-- start Entries provided --

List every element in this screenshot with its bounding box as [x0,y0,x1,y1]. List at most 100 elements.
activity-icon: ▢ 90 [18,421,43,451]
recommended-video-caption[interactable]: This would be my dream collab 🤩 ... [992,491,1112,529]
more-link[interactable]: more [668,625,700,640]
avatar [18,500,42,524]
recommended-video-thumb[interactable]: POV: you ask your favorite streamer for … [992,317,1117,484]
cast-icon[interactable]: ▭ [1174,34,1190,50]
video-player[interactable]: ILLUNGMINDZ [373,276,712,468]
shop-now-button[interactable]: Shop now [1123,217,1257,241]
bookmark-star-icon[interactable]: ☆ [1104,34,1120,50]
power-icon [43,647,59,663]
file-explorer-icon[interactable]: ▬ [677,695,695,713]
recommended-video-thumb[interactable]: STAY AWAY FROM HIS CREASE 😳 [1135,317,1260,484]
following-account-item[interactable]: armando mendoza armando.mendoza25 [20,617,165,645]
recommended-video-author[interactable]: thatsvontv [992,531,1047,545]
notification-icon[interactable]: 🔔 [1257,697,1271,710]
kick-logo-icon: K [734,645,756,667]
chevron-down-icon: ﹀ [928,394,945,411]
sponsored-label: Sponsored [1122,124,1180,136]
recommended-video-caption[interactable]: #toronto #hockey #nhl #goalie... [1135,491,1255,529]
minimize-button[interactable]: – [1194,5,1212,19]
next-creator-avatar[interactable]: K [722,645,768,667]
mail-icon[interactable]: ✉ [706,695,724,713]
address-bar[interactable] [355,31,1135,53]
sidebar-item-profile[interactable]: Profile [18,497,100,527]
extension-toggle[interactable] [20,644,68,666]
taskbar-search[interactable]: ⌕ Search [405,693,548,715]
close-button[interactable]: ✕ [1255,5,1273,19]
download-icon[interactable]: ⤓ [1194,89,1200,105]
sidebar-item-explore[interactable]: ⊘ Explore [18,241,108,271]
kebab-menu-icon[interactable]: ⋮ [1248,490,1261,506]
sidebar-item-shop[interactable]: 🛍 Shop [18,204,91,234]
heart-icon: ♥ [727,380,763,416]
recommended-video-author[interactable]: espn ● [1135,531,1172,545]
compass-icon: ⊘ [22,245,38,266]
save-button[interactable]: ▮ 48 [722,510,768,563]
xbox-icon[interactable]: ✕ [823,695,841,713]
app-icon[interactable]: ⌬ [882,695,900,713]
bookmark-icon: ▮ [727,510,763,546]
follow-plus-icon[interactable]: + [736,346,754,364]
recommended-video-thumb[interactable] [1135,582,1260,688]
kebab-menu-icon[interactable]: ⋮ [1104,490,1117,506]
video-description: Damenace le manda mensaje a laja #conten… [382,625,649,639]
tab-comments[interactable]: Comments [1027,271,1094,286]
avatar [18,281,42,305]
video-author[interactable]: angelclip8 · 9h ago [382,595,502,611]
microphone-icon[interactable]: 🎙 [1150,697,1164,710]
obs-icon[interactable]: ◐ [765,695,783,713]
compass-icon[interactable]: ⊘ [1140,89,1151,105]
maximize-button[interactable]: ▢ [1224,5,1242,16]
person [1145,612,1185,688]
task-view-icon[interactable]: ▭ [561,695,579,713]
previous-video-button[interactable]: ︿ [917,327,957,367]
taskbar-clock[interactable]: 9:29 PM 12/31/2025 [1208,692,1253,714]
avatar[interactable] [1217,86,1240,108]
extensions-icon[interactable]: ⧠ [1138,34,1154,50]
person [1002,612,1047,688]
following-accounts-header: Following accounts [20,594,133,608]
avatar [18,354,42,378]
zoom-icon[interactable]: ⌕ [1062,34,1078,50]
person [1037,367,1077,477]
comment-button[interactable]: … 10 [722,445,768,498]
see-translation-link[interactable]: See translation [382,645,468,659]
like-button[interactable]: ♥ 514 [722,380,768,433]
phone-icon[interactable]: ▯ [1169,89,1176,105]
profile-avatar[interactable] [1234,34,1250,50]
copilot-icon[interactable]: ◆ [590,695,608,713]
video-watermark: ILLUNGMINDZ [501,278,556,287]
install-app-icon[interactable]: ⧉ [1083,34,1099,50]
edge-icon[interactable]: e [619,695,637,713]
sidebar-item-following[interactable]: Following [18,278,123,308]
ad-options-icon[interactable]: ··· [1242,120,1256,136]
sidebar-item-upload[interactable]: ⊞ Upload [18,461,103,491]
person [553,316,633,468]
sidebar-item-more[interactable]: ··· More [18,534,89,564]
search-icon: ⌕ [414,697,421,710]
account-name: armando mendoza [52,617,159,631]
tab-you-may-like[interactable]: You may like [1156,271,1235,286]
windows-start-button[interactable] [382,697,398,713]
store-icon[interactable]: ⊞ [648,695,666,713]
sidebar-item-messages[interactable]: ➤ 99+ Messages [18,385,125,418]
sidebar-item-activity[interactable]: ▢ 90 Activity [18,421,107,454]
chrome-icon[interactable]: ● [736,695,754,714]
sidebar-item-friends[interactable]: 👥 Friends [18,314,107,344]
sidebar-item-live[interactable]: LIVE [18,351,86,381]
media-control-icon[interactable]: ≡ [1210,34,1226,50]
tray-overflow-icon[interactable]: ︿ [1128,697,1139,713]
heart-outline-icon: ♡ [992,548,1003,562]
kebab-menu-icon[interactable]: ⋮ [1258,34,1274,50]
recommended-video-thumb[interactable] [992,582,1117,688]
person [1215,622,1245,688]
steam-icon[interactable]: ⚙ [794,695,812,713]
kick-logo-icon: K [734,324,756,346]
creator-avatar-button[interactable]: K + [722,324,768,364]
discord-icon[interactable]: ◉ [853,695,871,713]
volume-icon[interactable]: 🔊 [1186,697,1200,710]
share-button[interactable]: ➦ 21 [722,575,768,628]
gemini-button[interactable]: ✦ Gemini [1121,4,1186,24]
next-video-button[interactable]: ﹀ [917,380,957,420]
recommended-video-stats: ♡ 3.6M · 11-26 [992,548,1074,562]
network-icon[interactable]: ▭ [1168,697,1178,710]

-- end Entries provided --

* [Set exercise]: Reproduce the material verbatim, from its first line through the line containing "recommended-video-thumb[interactable]: STAY AWAY", including both.

* [Task answer]:
List every element in this screenshot with its bounding box as [x0,y0,x1,y1]. List at most 100 elements.
activity-icon: ▢ 90 [18,421,43,451]
recommended-video-caption[interactable]: This would be my dream collab 🤩 ... [992,491,1112,529]
more-link[interactable]: more [668,625,700,640]
avatar [18,500,42,524]
recommended-video-thumb[interactable]: POV: you ask your favorite streamer for … [992,317,1117,484]
cast-icon[interactable]: ▭ [1174,34,1190,50]
video-player[interactable]: ILLUNGMINDZ [373,276,712,468]
shop-now-button[interactable]: Shop now [1123,217,1257,241]
bookmark-star-icon[interactable]: ☆ [1104,34,1120,50]
power-icon [43,647,59,663]
file-explorer-icon[interactable]: ▬ [677,695,695,713]
recommended-video-thumb[interactable]: STAY AWAY FROM HIS CREASE 😳 [1135,317,1260,484]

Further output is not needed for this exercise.